*EXERCISE INPUT:*
╔══

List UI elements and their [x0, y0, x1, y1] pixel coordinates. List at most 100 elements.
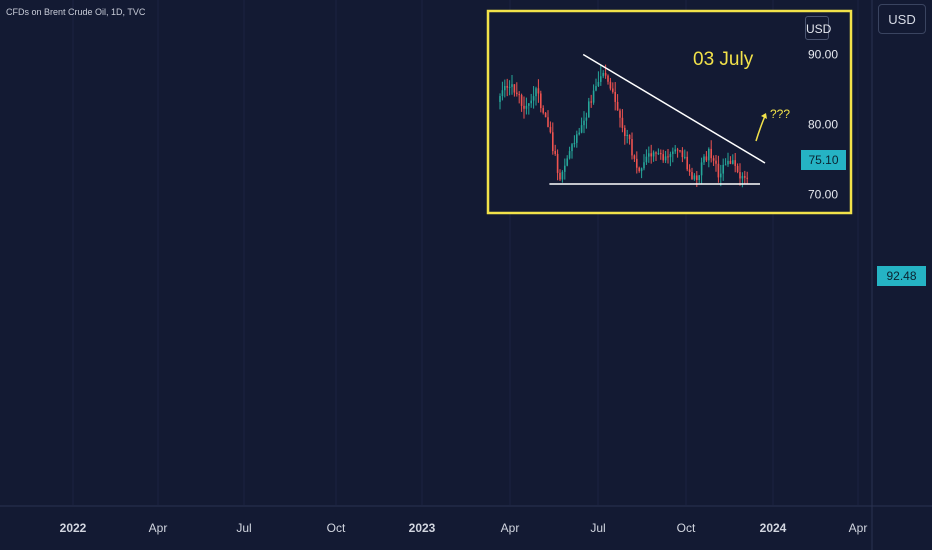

╚══
╔══

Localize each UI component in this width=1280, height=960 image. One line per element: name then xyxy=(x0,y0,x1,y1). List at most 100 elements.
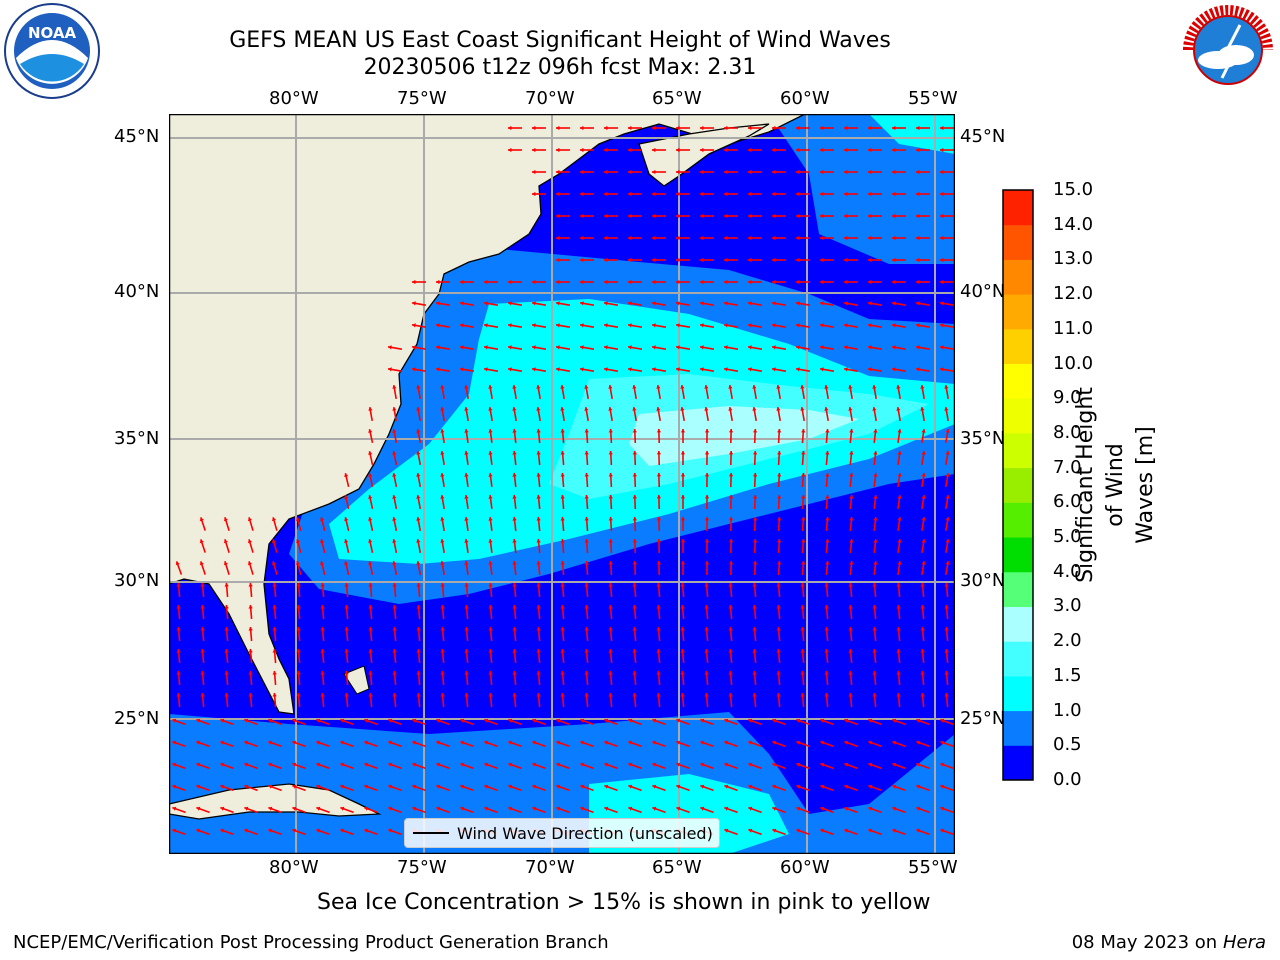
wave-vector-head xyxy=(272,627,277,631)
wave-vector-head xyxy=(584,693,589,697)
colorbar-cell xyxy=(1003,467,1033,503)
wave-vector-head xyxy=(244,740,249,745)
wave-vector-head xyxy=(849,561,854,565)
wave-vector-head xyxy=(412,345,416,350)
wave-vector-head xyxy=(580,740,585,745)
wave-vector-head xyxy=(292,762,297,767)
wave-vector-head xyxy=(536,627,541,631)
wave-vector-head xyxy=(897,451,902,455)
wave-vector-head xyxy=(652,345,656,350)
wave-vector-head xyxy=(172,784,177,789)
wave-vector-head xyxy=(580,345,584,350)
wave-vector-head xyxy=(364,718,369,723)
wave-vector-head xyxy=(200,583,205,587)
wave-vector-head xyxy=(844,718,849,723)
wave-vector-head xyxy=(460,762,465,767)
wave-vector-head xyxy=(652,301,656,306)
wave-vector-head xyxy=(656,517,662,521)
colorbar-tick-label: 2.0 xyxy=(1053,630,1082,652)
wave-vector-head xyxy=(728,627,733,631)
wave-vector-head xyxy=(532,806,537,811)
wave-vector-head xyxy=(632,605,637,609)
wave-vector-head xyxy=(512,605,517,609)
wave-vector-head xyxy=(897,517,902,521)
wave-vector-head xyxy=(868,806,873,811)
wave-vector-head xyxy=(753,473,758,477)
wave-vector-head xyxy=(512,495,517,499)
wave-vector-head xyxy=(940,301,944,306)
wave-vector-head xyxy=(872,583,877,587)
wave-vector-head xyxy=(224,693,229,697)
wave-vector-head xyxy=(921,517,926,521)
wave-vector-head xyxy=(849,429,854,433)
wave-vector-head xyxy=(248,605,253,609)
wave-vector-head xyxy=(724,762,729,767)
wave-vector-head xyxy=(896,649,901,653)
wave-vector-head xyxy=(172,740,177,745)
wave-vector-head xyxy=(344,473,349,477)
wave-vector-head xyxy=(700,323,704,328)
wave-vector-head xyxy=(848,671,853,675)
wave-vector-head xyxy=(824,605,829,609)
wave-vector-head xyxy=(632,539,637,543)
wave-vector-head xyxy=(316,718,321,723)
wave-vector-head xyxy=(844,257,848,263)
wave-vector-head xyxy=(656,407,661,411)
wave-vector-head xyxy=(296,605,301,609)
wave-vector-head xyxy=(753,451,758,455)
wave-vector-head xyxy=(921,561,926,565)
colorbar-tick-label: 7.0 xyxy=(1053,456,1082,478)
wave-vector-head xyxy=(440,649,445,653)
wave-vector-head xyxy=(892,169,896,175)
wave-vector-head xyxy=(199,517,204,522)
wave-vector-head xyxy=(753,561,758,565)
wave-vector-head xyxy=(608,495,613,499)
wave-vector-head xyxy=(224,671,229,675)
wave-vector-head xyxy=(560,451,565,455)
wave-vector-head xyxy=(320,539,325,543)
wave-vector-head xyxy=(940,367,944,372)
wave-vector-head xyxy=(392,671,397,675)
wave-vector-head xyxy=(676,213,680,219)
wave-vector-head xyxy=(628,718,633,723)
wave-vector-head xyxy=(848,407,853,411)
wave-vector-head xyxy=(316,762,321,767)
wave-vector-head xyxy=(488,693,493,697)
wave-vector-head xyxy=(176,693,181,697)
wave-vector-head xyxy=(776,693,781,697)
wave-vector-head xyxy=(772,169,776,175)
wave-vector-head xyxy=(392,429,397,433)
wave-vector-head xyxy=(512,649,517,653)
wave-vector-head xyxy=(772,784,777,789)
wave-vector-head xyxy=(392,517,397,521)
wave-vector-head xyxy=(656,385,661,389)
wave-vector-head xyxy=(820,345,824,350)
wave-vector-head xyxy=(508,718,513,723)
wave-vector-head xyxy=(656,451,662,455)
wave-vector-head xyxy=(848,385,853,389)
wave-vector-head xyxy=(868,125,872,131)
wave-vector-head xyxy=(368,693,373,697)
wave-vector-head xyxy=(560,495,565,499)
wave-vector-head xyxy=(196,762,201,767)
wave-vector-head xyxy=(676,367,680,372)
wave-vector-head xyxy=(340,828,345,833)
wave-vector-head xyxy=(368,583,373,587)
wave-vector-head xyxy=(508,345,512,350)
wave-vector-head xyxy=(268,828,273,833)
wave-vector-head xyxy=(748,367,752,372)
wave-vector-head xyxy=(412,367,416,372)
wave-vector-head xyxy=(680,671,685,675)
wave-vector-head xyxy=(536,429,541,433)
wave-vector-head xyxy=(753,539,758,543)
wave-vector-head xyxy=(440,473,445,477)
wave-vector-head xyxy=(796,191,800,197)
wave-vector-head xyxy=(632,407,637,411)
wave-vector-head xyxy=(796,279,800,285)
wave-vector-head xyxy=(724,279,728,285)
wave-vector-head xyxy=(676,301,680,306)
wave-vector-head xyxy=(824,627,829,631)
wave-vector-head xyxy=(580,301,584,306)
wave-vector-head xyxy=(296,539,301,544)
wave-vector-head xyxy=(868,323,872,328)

╚══
╔══

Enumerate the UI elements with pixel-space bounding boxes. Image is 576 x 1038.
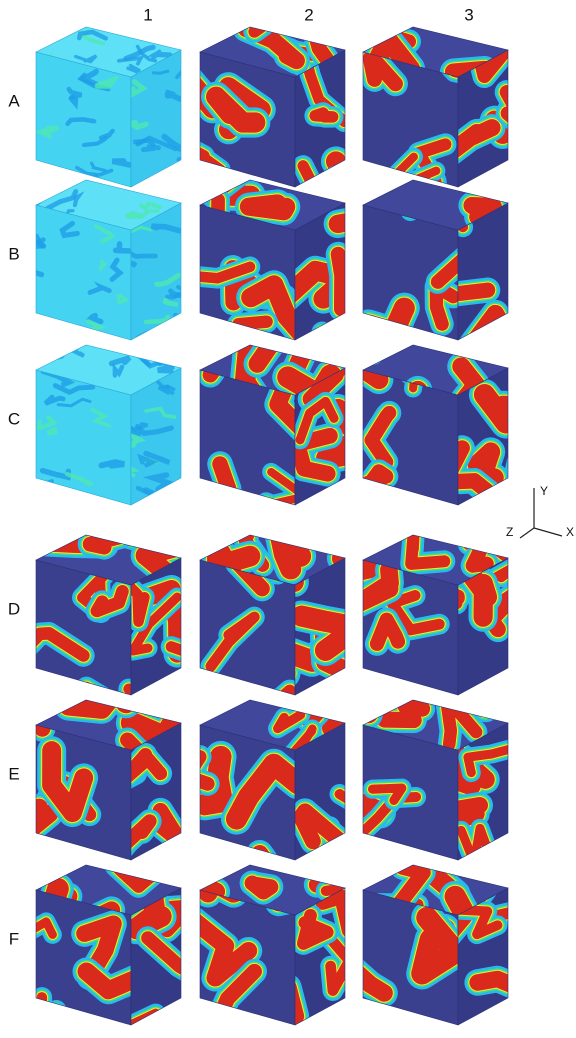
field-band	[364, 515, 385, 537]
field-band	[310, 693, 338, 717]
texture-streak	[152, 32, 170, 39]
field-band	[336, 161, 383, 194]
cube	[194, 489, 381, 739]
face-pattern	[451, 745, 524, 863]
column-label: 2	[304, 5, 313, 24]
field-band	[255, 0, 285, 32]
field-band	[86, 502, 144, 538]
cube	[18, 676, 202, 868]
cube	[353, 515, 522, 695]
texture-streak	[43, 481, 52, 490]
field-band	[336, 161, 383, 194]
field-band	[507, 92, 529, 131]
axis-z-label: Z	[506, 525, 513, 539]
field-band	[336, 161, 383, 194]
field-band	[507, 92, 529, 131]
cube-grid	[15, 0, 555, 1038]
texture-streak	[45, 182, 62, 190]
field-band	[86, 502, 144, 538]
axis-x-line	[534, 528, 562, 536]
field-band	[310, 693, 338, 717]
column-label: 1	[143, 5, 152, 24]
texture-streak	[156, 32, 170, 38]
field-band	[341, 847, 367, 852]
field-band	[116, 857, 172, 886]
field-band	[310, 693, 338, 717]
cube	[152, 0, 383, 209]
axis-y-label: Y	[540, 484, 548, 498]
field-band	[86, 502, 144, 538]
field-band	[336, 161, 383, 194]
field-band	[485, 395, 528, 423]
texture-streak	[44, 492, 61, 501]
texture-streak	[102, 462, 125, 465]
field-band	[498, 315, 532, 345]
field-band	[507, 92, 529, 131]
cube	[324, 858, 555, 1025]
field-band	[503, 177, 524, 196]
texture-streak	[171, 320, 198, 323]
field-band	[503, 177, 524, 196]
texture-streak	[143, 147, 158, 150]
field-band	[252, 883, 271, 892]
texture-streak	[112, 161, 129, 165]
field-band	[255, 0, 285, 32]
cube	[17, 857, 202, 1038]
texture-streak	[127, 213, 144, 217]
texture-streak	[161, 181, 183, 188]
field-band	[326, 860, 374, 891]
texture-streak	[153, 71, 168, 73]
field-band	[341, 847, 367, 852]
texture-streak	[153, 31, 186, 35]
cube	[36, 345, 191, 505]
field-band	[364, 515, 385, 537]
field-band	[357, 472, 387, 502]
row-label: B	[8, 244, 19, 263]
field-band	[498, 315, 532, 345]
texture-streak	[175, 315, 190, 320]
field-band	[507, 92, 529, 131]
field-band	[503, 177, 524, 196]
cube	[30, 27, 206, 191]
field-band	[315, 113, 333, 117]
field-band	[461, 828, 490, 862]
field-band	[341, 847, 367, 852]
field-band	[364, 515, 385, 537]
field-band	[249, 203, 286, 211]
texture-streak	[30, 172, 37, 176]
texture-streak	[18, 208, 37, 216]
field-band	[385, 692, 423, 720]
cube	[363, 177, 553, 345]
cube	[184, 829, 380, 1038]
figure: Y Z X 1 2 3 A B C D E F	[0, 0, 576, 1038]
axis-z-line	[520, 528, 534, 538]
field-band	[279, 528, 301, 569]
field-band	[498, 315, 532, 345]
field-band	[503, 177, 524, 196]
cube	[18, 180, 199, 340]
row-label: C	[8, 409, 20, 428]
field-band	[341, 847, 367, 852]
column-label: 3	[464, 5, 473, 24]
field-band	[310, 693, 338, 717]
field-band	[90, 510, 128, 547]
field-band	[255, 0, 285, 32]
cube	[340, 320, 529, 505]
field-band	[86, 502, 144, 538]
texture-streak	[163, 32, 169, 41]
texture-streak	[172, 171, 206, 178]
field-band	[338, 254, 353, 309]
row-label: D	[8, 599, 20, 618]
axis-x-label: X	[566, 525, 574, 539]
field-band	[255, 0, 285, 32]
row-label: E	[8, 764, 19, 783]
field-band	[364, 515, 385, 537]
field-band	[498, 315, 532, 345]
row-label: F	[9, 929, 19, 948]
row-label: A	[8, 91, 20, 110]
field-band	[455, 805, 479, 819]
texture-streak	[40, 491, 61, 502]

╚══

*AIM OF THE EXERCISE:* Turn the data starting at the line containing "Localize each UI" and ending at the line containing "wave-vector-head xyxy=(172,784,177,789)" into a two-column CSV with the headers input and output. Give one row per input-output pair, with each field quoted, line breaks replaced by spaces, and the pictures left out.

*ANSWER TO THIS EXERCISE:*
input,output
"Localize each UI component in this width=1280, height=960 image. One line per element: name then xyxy=(x0,y0,x1,y1). List at most 100 elements.","wave-vector-head xyxy=(272,627,277,631) wave-vector-head xyxy=(584,693,589,697) colorbar-cell xyxy=(1003,467,1033,503) wave-vector-head xyxy=(244,740,249,745) wave-vector-head xyxy=(849,561,854,565) wave-vector-head xyxy=(412,345,416,350) wave-vector-head xyxy=(580,740,585,745) wave-vector-head xyxy=(292,762,297,767) wave-vector-head xyxy=(536,627,541,631) wave-vector-head xyxy=(897,451,902,455) wave-vector-head xyxy=(652,345,656,350) wave-vector-head xyxy=(172,784,177,789)"